Transcribe all of the material exactly. Any picture in it should be left out.

----

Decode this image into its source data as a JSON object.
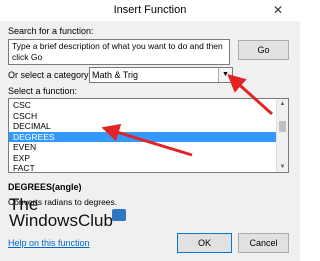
{
  "window": {
    "title": "Insert Function",
    "close_glyph": "✕"
  },
  "search": {
    "label": "Search for a function:",
    "value": "Type a brief description of what you want to do and then click Go",
    "go_label": "Go"
  },
  "category": {
    "label": "Or select a category:",
    "selected": "Math & Trig"
  },
  "functions": {
    "label": "Select a function:",
    "items": [
      "CSC",
      "CSCH",
      "DECIMAL",
      "DEGREES",
      "EVEN",
      "EXP",
      "FACT"
    ],
    "selected_index": 3
  },
  "details": {
    "signature": "DEGREES(angle)",
    "description": "Converts radians to degrees."
  },
  "watermark": {
    "line1": "The",
    "line2": "WindowsClub"
  },
  "footer": {
    "help_link": "Help on this function",
    "ok_label": "OK",
    "cancel_label": "Cancel"
  },
  "colors": {
    "selection": "#3399ff",
    "arrow": "#e32424",
    "dialog_bg": "#f0f0f0"
  }
}
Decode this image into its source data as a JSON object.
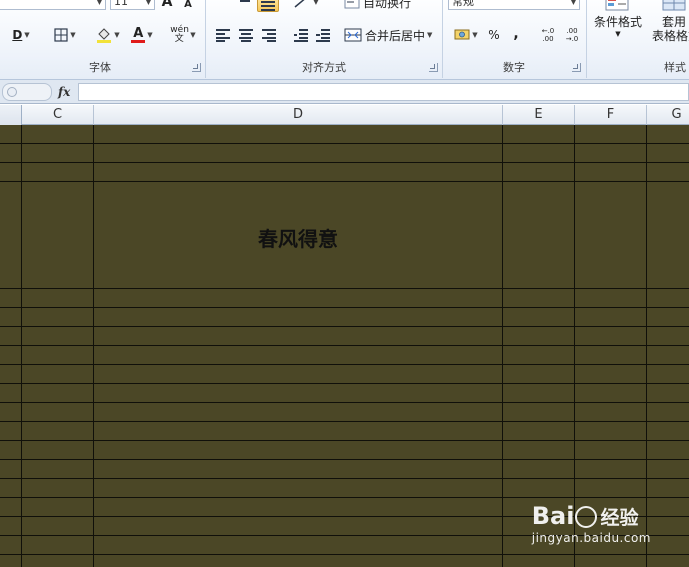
{
  "ribbon": {
    "font_size_value": "11",
    "font_group_label": "字体",
    "alignment_group_label": "对齐方式",
    "number_group_label": "数字",
    "styles_group_label": "样式",
    "wrap_text_label": "自动换行",
    "merge_center_label": "合并后居中",
    "number_format_value": "常规",
    "conditional_format_label": "条件格式",
    "table_format_label_1": "套用",
    "table_format_label_2": "表格格式",
    "percent_label": "%",
    "comma_label": ",",
    "increase_decimal_label": "←.0 .00",
    "decrease_decimal_label": ".00 →.0",
    "phonetic_label": "wén 文",
    "font_grow_label": "A",
    "font_shrink_label": "A",
    "underline_label": "D",
    "font_color_label": "A"
  },
  "formula_bar": {
    "fx_label": "fx",
    "formula_value": ""
  },
  "columns": [
    "C",
    "D",
    "E",
    "F",
    "G"
  ],
  "sheet": {
    "cell_text": "春风得意",
    "fill_color": "#4b4726",
    "gridline_color": "#10100a"
  },
  "watermark": {
    "logo_left": "Bai",
    "logo_right": "经验",
    "url": "jingyan.baidu.com"
  }
}
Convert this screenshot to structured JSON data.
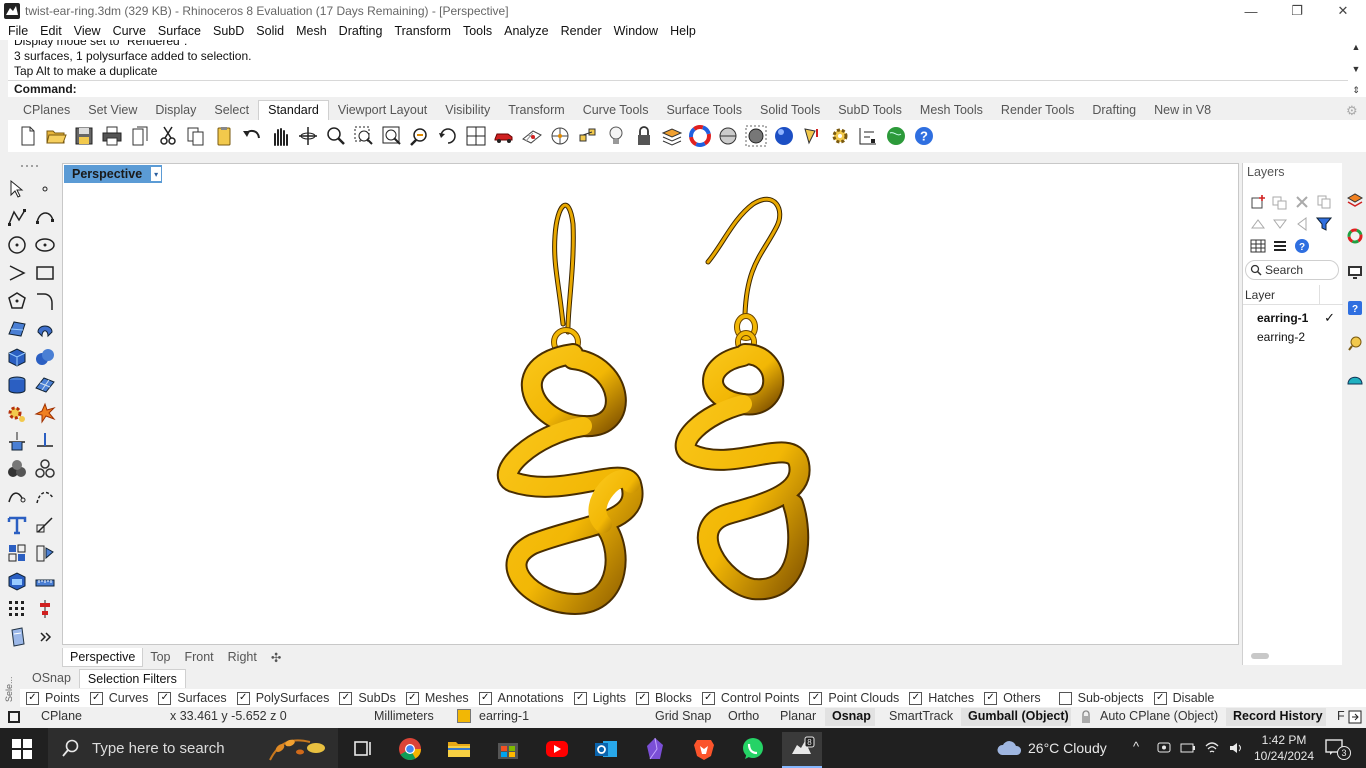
{
  "window": {
    "title": "twist-ear-ring.3dm (329 KB) - Rhinoceros 8 Evaluation (17 Days Remaining) - [Perspective]",
    "controls": {
      "minimize": "—",
      "restore": "❐",
      "close": "✕"
    }
  },
  "menu": [
    "File",
    "Edit",
    "View",
    "Curve",
    "Surface",
    "SubD",
    "Solid",
    "Mesh",
    "Drafting",
    "Transform",
    "Tools",
    "Analyze",
    "Render",
    "Window",
    "Help"
  ],
  "command": {
    "history": [
      "Display mode set to \"Rendered\".",
      "3 surfaces, 1 polysurface added to selection.",
      "Tap Alt to make a duplicate"
    ],
    "prompt_label": "Command:"
  },
  "toolbar_tabs": {
    "items": [
      "CPlanes",
      "Set View",
      "Display",
      "Select",
      "Standard",
      "Viewport Layout",
      "Visibility",
      "Transform",
      "Curve Tools",
      "Surface Tools",
      "Solid Tools",
      "SubD Tools",
      "Mesh Tools",
      "Render Tools",
      "Drafting",
      "New in V8"
    ],
    "active": "Standard"
  },
  "standard_toolbar_icons": [
    "new-icon",
    "open-icon",
    "save-icon",
    "print-icon",
    "import-icon",
    "cut-icon",
    "copy-icon",
    "paste-icon",
    "undo-icon",
    "pan-icon",
    "rotate-view-icon",
    "zoom-icon",
    "zoom-window-icon",
    "zoom-extents-icon",
    "zoom-selected-icon",
    "rotate-icon",
    "four-viewports-icon",
    "car-icon",
    "grid-icon",
    "cplane-icon",
    "points-icon",
    "light-icon",
    "lock-icon",
    "layer-icon",
    "color-wheel-icon",
    "shade-icon",
    "render-preview-icon",
    "material-sphere-icon",
    "options-pen-icon",
    "settings-gear-icon",
    "dimension-icon",
    "globe-icon",
    "help-icon"
  ],
  "viewport": {
    "title": "Perspective",
    "dropdown_icon": "▾",
    "tabs": [
      "Perspective",
      "Top",
      "Front",
      "Right"
    ],
    "active_tab": "Perspective",
    "add_tab_icon": "✣",
    "object_color": "#f2b705"
  },
  "layers_panel": {
    "title": "Layers",
    "search_placeholder": "Search",
    "column_header": "Layer",
    "rows": [
      {
        "name": "earring-1",
        "current": true,
        "check": "✓"
      },
      {
        "name": "earring-2",
        "current": false,
        "check": ""
      }
    ]
  },
  "panel_tabs": {
    "items": [
      "OSnap",
      "Selection Filters"
    ],
    "active": "Selection Filters",
    "side_label": "Sele..."
  },
  "selection_filters": [
    {
      "label": "Points",
      "checked": true
    },
    {
      "label": "Curves",
      "checked": true
    },
    {
      "label": "Surfaces",
      "checked": true
    },
    {
      "label": "PolySurfaces",
      "checked": true
    },
    {
      "label": "SubDs",
      "checked": true
    },
    {
      "label": "Meshes",
      "checked": true
    },
    {
      "label": "Annotations",
      "checked": true
    },
    {
      "label": "Lights",
      "checked": true
    },
    {
      "label": "Blocks",
      "checked": true
    },
    {
      "label": "Control Points",
      "checked": true
    },
    {
      "label": "Point Clouds",
      "checked": true
    },
    {
      "label": "Hatches",
      "checked": true
    },
    {
      "label": "Others",
      "checked": true
    },
    {
      "label": "Sub-objects",
      "checked": false
    },
    {
      "label": "Disable",
      "checked": true
    }
  ],
  "status_bar": {
    "cplane": "CPlane",
    "coords": "x 33.461   y -5.652   z 0",
    "units": "Millimeters",
    "layer": "earring-1",
    "grid_snap": "Grid Snap",
    "ortho": "Ortho",
    "planar": "Planar",
    "osnap": "Osnap",
    "smarttrack": "SmartTrack",
    "gumball": "Gumball (Object)",
    "auto_cplane": "Auto CPlane (Object)",
    "record_history": "Record History",
    "filter": "F",
    "layer_color": "#f2b705"
  },
  "taskbar": {
    "search_placeholder": "Type here to search",
    "weather": "26°C  Cloudy",
    "time": "1:42 PM",
    "date": "10/24/2024",
    "notifications": "3",
    "rhino_badge": "8"
  }
}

----

THE ANSWER =
Decode this image into its source data as a JSON object.
{
  "window": {
    "title": "Insert Function",
    "close_glyph": "✕"
  },
  "search": {
    "label": "Search for a function:",
    "value": "Type a brief description of what you want to do and then click Go",
    "go_label": "Go"
  },
  "category": {
    "label": "Or select a category:",
    "selected": "Math & Trig"
  },
  "functions": {
    "label": "Select a function:",
    "items": [
      "CSC",
      "CSCH",
      "DECIMAL",
      "DEGREES",
      "EVEN",
      "EXP",
      "FACT"
    ],
    "selected_index": 3
  },
  "details": {
    "signature": "DEGREES(angle)",
    "description": "Converts radians to degrees."
  },
  "watermark": {
    "line1": "The",
    "line2": "WindowsClub"
  },
  "footer": {
    "help_link": "Help on this function",
    "ok_label": "OK",
    "cancel_label": "Cancel"
  },
  "colors": {
    "selection": "#3399ff",
    "arrow": "#e32424",
    "dialog_bg": "#f0f0f0"
  }
}
Decode this image into its source data as a JSON object.
{
  "ribbon": {
    "font_size_value": "11",
    "font_group_label": "字体",
    "alignment_group_label": "对齐方式",
    "number_group_label": "数字",
    "styles_group_label": "样式",
    "wrap_text_label": "自动换行",
    "merge_center_label": "合并后居中",
    "number_format_value": "常规",
    "conditional_format_label": "条件格式",
    "table_format_label_1": "套用",
    "table_format_label_2": "表格格式",
    "percent_label": "%",
    "comma_label": ",",
    "increase_decimal_label": "←.0 .00",
    "decrease_decimal_label": ".00 →.0",
    "phonetic_label": "wén 文",
    "font_grow_label": "A",
    "font_shrink_label": "A",
    "underline_label": "D",
    "font_color_label": "A"
  },
  "formula_bar": {
    "fx_label": "fx",
    "formula_value": ""
  },
  "columns": [
    "C",
    "D",
    "E",
    "F",
    "G"
  ],
  "sheet": {
    "cell_text": "春风得意",
    "fill_color": "#4b4726",
    "gridline_color": "#10100a"
  },
  "watermark": {
    "logo_left": "Bai",
    "logo_right": "经验",
    "url": "jingyan.baidu.com"
  }
}
Convert this screenshot to structured JSON data.
{
  "window": {
    "title": "twist-ear-ring.3dm (329 KB) - Rhinoceros 8 Evaluation (17 Days Remaining) - [Perspective]",
    "controls": {
      "minimize": "—",
      "restore": "❐",
      "close": "✕"
    }
  },
  "menu": [
    "File",
    "Edit",
    "View",
    "Curve",
    "Surface",
    "SubD",
    "Solid",
    "Mesh",
    "Drafting",
    "Transform",
    "Tools",
    "Analyze",
    "Render",
    "Window",
    "Help"
  ],
  "command": {
    "history": [
      "Display mode set to \"Rendered\".",
      "3 surfaces, 1 polysurface added to selection.",
      "Tap Alt to make a duplicate"
    ],
    "prompt_label": "Command:"
  },
  "toolbar_tabs": {
    "items": [
      "CPlanes",
      "Set View",
      "Display",
      "Select",
      "Standard",
      "Viewport Layout",
      "Visibility",
      "Transform",
      "Curve Tools",
      "Surface Tools",
      "Solid Tools",
      "SubD Tools",
      "Mesh Tools",
      "Render Tools",
      "Drafting",
      "New in V8"
    ],
    "active": "Standard"
  },
  "standard_toolbar_icons": [
    "new-icon",
    "open-icon",
    "save-icon",
    "print-icon",
    "import-icon",
    "cut-icon",
    "copy-icon",
    "paste-icon",
    "undo-icon",
    "pan-icon",
    "rotate-view-icon",
    "zoom-icon",
    "zoom-window-icon",
    "zoom-extents-icon",
    "zoom-selected-icon",
    "rotate-icon",
    "four-viewports-icon",
    "car-icon",
    "grid-icon",
    "cplane-icon",
    "points-icon",
    "light-icon",
    "lock-icon",
    "layer-icon",
    "color-wheel-icon",
    "shade-icon",
    "render-preview-icon",
    "material-sphere-icon",
    "options-pen-icon",
    "settings-gear-icon",
    "dimension-icon",
    "globe-icon",
    "help-icon"
  ],
  "viewport": {
    "title": "Perspective",
    "dropdown_icon": "▾",
    "tabs": [
      "Perspective",
      "Top",
      "Front",
      "Right"
    ],
    "active_tab": "Perspective",
    "add_tab_icon": "✣",
    "object_color": "#f2b705"
  },
  "layers_panel": {
    "title": "Layers",
    "search_placeholder": "Search",
    "column_header": "Layer",
    "rows": [
      {
        "name": "earring-1",
        "current": true,
        "check": "✓"
      },
      {
        "name": "earring-2",
        "current": false,
        "check": ""
      }
    ]
  },
  "panel_tabs": {
    "items": [
      "OSnap",
      "Selection Filters"
    ],
    "active": "Selection Filters",
    "side_label": "Sele..."
  },
  "selection_filters": [
    {
      "label": "Points",
      "checked": true
    },
    {
      "label": "Curves",
      "checked": true
    },
    {
      "label": "Surfaces",
      "checked": true
    },
    {
      "label": "PolySurfaces",
      "checked": true
    },
    {
      "label": "SubDs",
      "checked": true
    },
    {
      "label": "Meshes",
      "checked": true
    },
    {
      "label": "Annotations",
      "checked": true
    },
    {
      "label": "Lights",
      "checked": true
    },
    {
      "label": "Blocks",
      "checked": true
    },
    {
      "label": "Control Points",
      "checked": true
    },
    {
      "label": "Point Clouds",
      "checked": true
    },
    {
      "label": "Hatches",
      "checked": true
    },
    {
      "label": "Others",
      "checked": true
    },
    {
      "label": "Sub-objects",
      "checked": false
    },
    {
      "label": "Disable",
      "checked": true
    }
  ],
  "status_bar": {
    "cplane": "CPlane",
    "coords": "x 33.461   y -5.652   z 0",
    "units": "Millimeters",
    "layer": "earring-1",
    "grid_snap": "Grid Snap",
    "ortho": "Ortho",
    "planar": "Planar",
    "osnap": "Osnap",
    "smarttrack": "SmartTrack",
    "gumball": "Gumball (Object)",
    "auto_cplane": "Auto CPlane (Object)",
    "record_history": "Record History",
    "filter": "F",
    "layer_color": "#f2b705"
  },
  "taskbar": {
    "search_placeholder": "Type here to search",
    "weather": "26°C  Cloudy",
    "time": "1:42 PM",
    "date": "10/24/2024",
    "notifications": "3",
    "rhino_badge": "8"
  }
}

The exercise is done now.